(Element placement data)
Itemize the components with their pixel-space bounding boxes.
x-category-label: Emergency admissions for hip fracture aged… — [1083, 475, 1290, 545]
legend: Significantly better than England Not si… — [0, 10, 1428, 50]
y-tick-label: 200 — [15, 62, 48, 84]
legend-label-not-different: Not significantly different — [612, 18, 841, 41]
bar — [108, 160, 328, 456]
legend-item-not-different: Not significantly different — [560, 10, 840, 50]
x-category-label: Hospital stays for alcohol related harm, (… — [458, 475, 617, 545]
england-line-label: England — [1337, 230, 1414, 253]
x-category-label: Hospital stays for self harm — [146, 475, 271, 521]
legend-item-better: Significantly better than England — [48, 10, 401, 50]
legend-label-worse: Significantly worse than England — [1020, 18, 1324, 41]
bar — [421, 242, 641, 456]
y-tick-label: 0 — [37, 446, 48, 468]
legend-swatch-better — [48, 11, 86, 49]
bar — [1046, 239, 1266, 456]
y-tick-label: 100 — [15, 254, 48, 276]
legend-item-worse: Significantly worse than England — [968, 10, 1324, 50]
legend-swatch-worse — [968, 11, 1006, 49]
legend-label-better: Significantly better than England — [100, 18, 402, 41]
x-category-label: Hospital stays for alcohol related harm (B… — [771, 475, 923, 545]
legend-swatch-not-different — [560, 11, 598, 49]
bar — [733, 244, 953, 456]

▶ **Instructions for the task**: Format every line of the material as a JSON list of strings, one string per line, leaving out blank lines.

▶ **Task answer**:
[
  "Itemize the components with their pixel-space bounding boxes.",
  "x-category-label: Emergency admissions for hip fracture aged… — [1083, 475, 1290, 545]",
  "legend: Significantly better than England Not si… — [0, 10, 1428, 50]",
  "y-tick-label: 200 — [15, 62, 48, 84]",
  "legend-label-not-different: Not significantly different — [612, 18, 841, 41]",
  "bar — [108, 160, 328, 456]",
  "legend-item-not-different: Not significantly different — [560, 10, 840, 50]",
  "x-category-label: Hospital stays for alcohol related harm, (… — [458, 475, 617, 545]",
  "england-line-label: England — [1337, 230, 1414, 253]",
  "x-category-label: Hospital stays for self harm — [146, 475, 271, 521]",
  "legend-item-better: Significantly better than England — [48, 10, 401, 50]",
  "legend-label-worse: Significantly worse than England — [1020, 18, 1324, 41]",
  "bar — [421, 242, 641, 456]",
  "y-tick-label: 0 — [37, 446, 48, 468]",
  "legend-swatch-better — [48, 11, 86, 49]",
  "bar — [1046, 239, 1266, 456]",
  "y-tick-label: 100 — [15, 254, 48, 276]",
  "legend-item-worse: Significantly worse than England — [968, 10, 1324, 50]",
  "legend-swatch-worse — [968, 11, 1006, 49]",
  "legend-label-better: Significantly better than England — [100, 18, 402, 41]",
  "x-category-label: Hospital stays for alcohol related harm (B… — [771, 475, 923, 545]",
  "legend-swatch-not-different — [560, 11, 598, 49]",
  "bar — [733, 244, 953, 456]"
]